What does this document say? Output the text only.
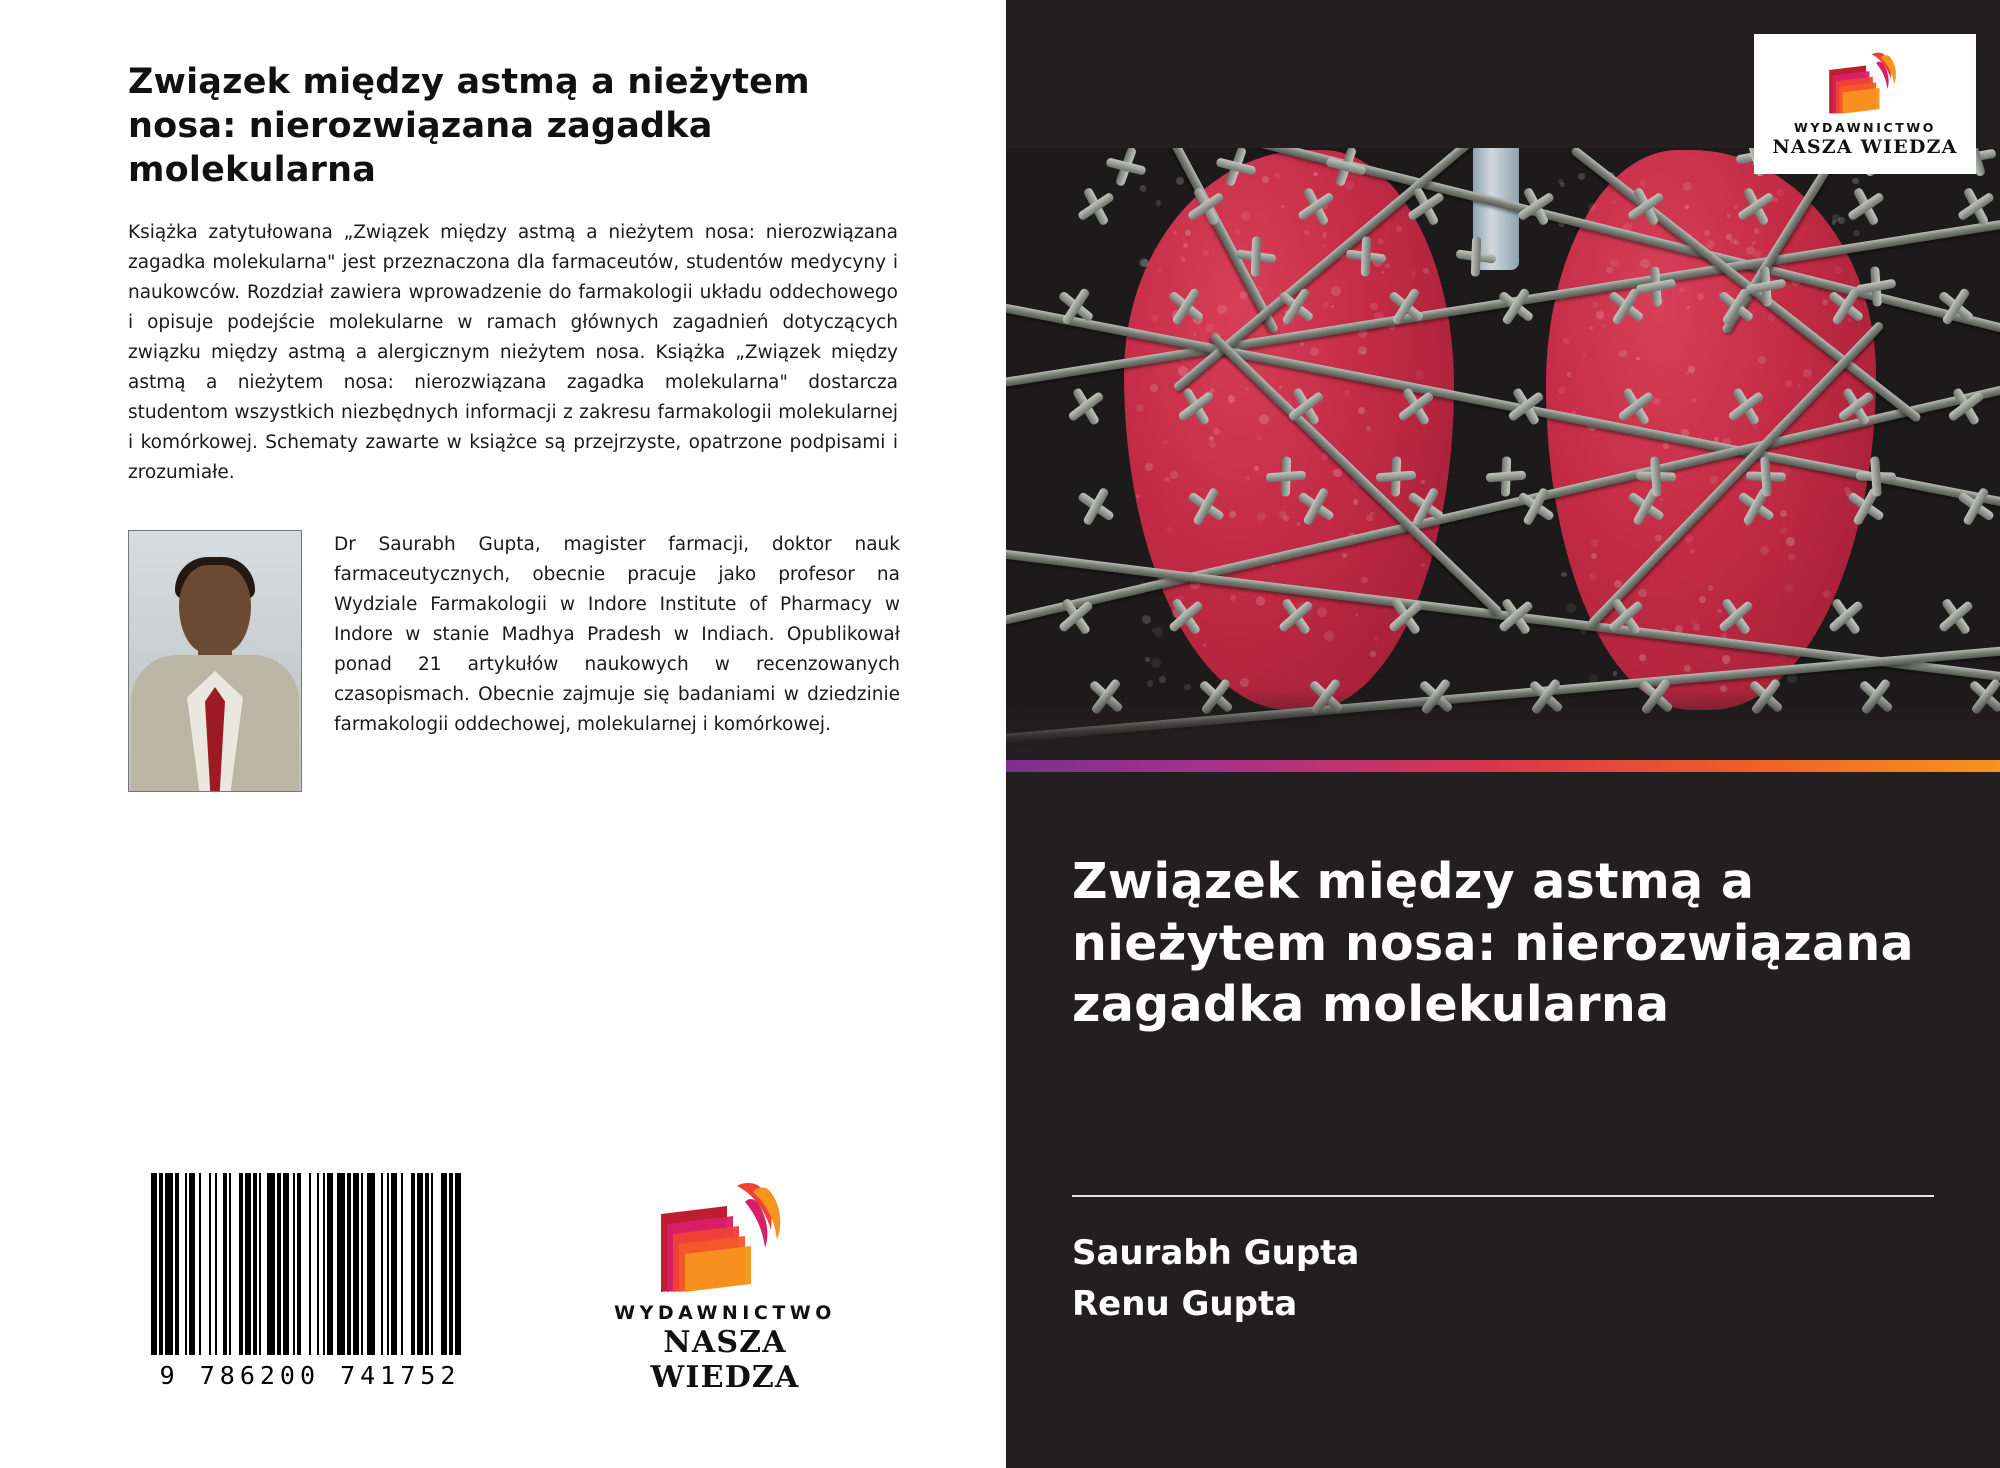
Związek między astmą a nieżytem nosa: nierozwiązana zagadka molekularna

Książka zatytułowana „Związek między astmą a nieżytem nosa: nierozwiązana zagadka molekularna" jest przeznaczona dla farmaceutów, studentów medycyny i naukowców. Rozdział zawiera wprowadzenie do farmakologii układu oddechowego i opisuje podejście molekularne w ramach głównych zagadnień dotyczących związku między astmą a alergicznym nieżytem nosa. Książka „Związek między astmą a nieżytem nosa: nierozwiązana zagadka molekularna" dostarcza studentom wszystkich niezbędnych informacji z zakresu farmakologii molekularnej i komórkowej. Schematy zawarte w książce są przejrzyste, opatrzone podpisami i zrozumiałe.

Dr Saurabh Gupta, magister farmacji, doktor nauk farmaceutycznych, obecnie pracuje jako profesor na Wydziale Farmakologii w Indore Institute of Pharmacy w Indore w stanie Madhya Pradesh w Indiach. Opublikował ponad 21 artykułów naukowych w recenzowanych czasopismach. Obecnie zajmuje się badaniami w dziedzinie farmakologii oddechowej, molekularnej i komórkowej.
9 786200 741752
WYDAWNICTWO
NASZA WIEDZA
WYDAWNICTWO
NASZA WIEDZA
Związek między astmą a nieżytem nosa: nierozwiązana zagadka molekularna
Saurabh Gupta
Renu Gupta
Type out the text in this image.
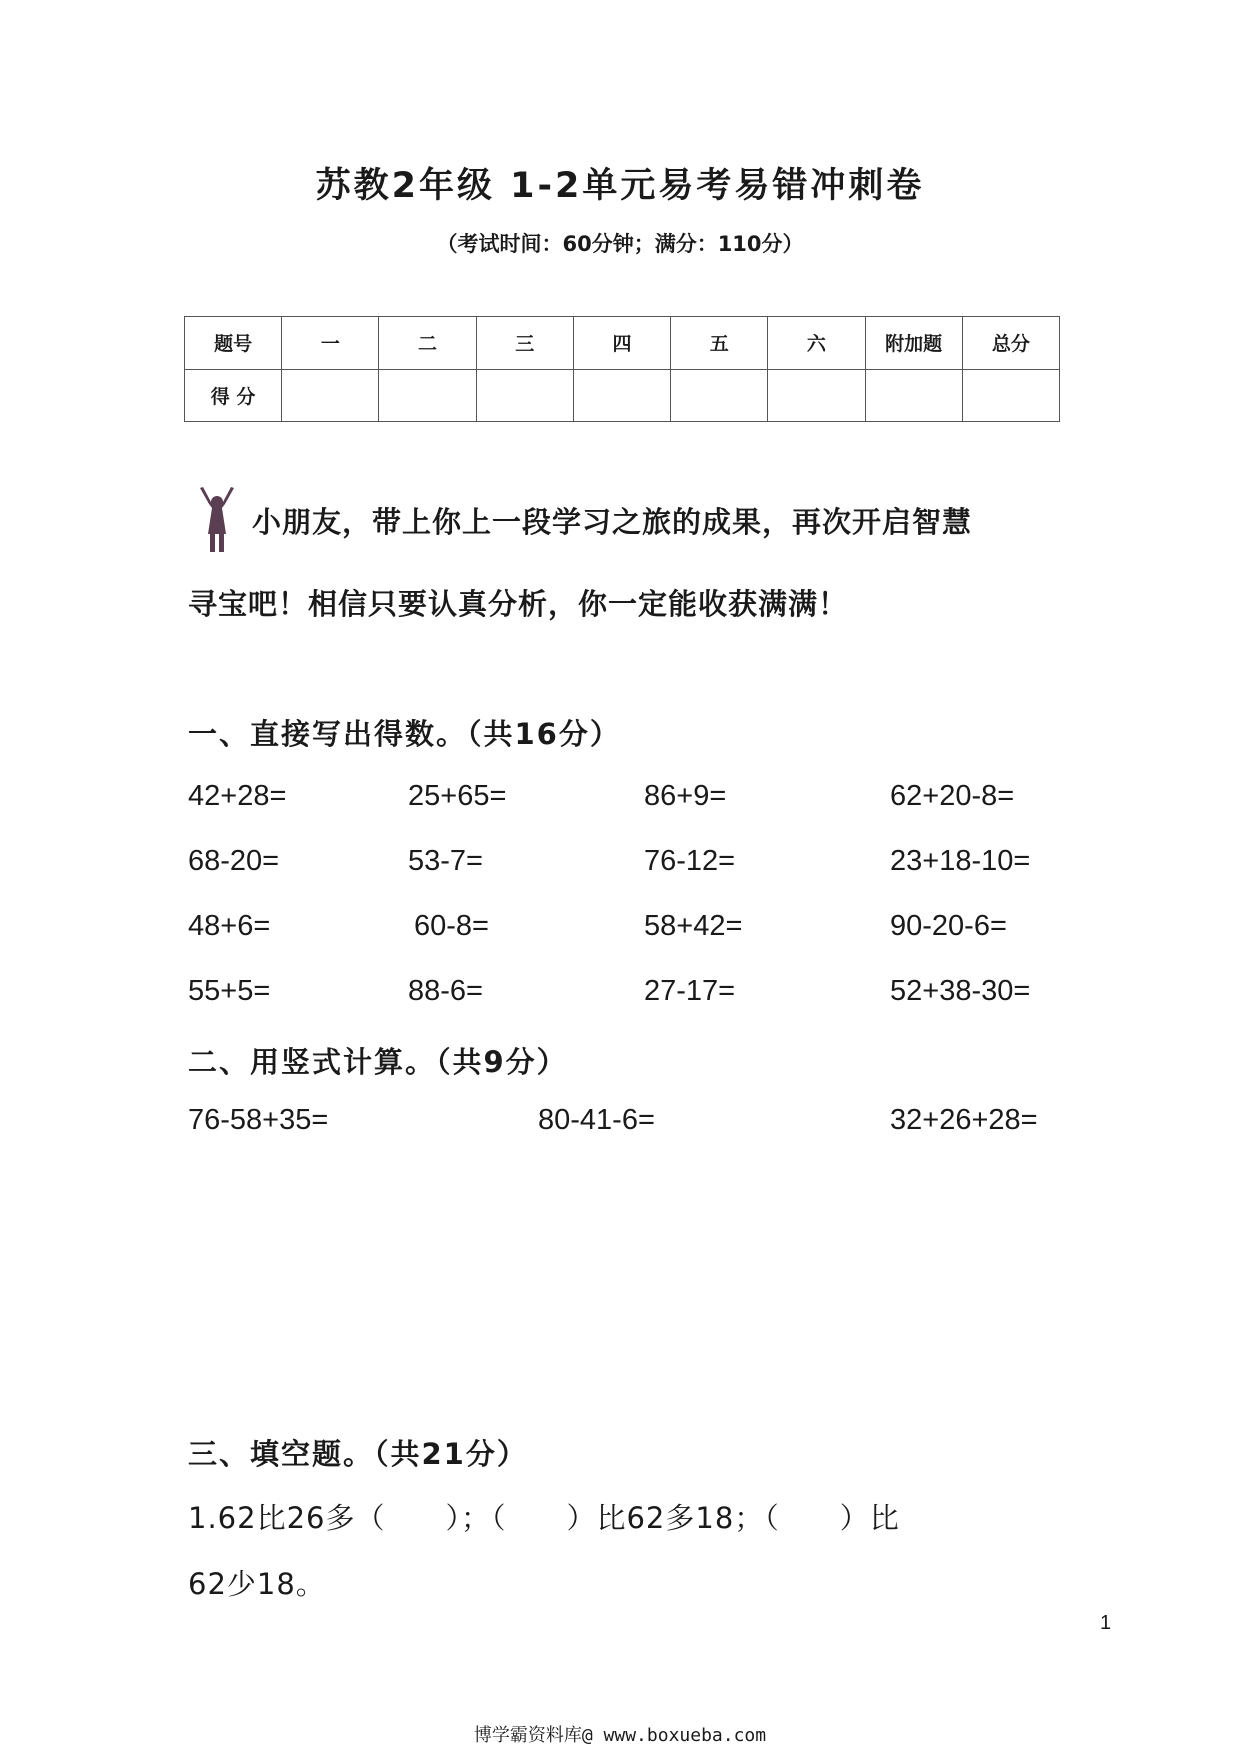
苏教2年级 1-2单元易考易错冲刺卷
（考试时间：60分钟；满分：110分）
题号	一	二	三	四	五	六	附加题	总分
得 分								
小朋友，带上你上一段学习之旅的成果，再次开启智慧
寻宝吧！相信只要认真分析，你一定能收获满满！
一、直接写出得数。（共16分）
42+28=	25+65=	86+9=	62+20-8=
68-20=	53-7=	76-12=	23+18-10=
48+6=	60-8=	58+42=	90-20-6=
55+5=	88-6=	27-17=	52+38-30=
二、用竖式计算。（共9分）
76-58+35=	80-41-6=	32+26+28=
三、填空题。（共21分）
1.62比26多（　　）；（　　）比62多18；（　　）比
62少18。
1
博学霸资料库@ www.boxueba.com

Exercise goal: Transcribe every entry word for word, but skip the pictures.

Output for this exercise:
What does this document say? Output the text only.
Związek między astmą a nieżytem nosa: nierozwiązana zagadka molekularna

Książka zatytułowana „Związek między astmą a nieżytem nosa: nierozwiązana zagadka molekularna" jest przeznaczona dla farmaceutów, studentów medycyny i naukowców. Rozdział zawiera wprowadzenie do farmakologii układu oddechowego i opisuje podejście molekularne w ramach głównych zagadnień dotyczących związku między astmą a alergicznym nieżytem nosa. Książka „Związek między astmą a nieżytem nosa: nierozwiązana zagadka molekularna" dostarcza studentom wszystkich niezbędnych informacji z zakresu farmakologii molekularnej i komórkowej. Schematy zawarte w książce są przejrzyste, opatrzone podpisami i zrozumiałe.

Dr Saurabh Gupta, magister farmacji, doktor nauk farmaceutycznych, obecnie pracuje jako profesor na Wydziale Farmakologii w Indore Institute of Pharmacy w Indore w stanie Madhya Pradesh w Indiach. Opublikował ponad 21 artykułów naukowych w recenzowanych czasopismach. Obecnie zajmuje się badaniami w dziedzinie farmakologii oddechowej, molekularnej i komórkowej.
9 786200 741752
WYDAWNICTWO
NASZA WIEDZA
WYDAWNICTWO
NASZA WIEDZA
Związek między astmą a nieżytem nosa: nierozwiązana zagadka molekularna
Saurabh Gupta
Renu Gupta
Type out the text in this image.
苏教2年级 1-2单元易考易错冲刺卷
（考试时间：60分钟；满分：110分）
题号	一	二	三	四	五	六	附加题	总分
得 分								
小朋友，带上你上一段学习之旅的成果，再次开启智慧
寻宝吧！相信只要认真分析，你一定能收获满满！
一、直接写出得数。（共16分）
42+28=	25+65=	86+9=	62+20-8=
68-20=	53-7=	76-12=	23+18-10=
48+6=	60-8=	58+42=	90-20-6=
55+5=	88-6=	27-17=	52+38-30=
二、用竖式计算。（共9分）
76-58+35=	80-41-6=	32+26+28=
三、填空题。（共21分）
1.62比26多（　　）；（　　）比62多18；（　　）比
62少18。
1
博学霸资料库@ www.boxueba.com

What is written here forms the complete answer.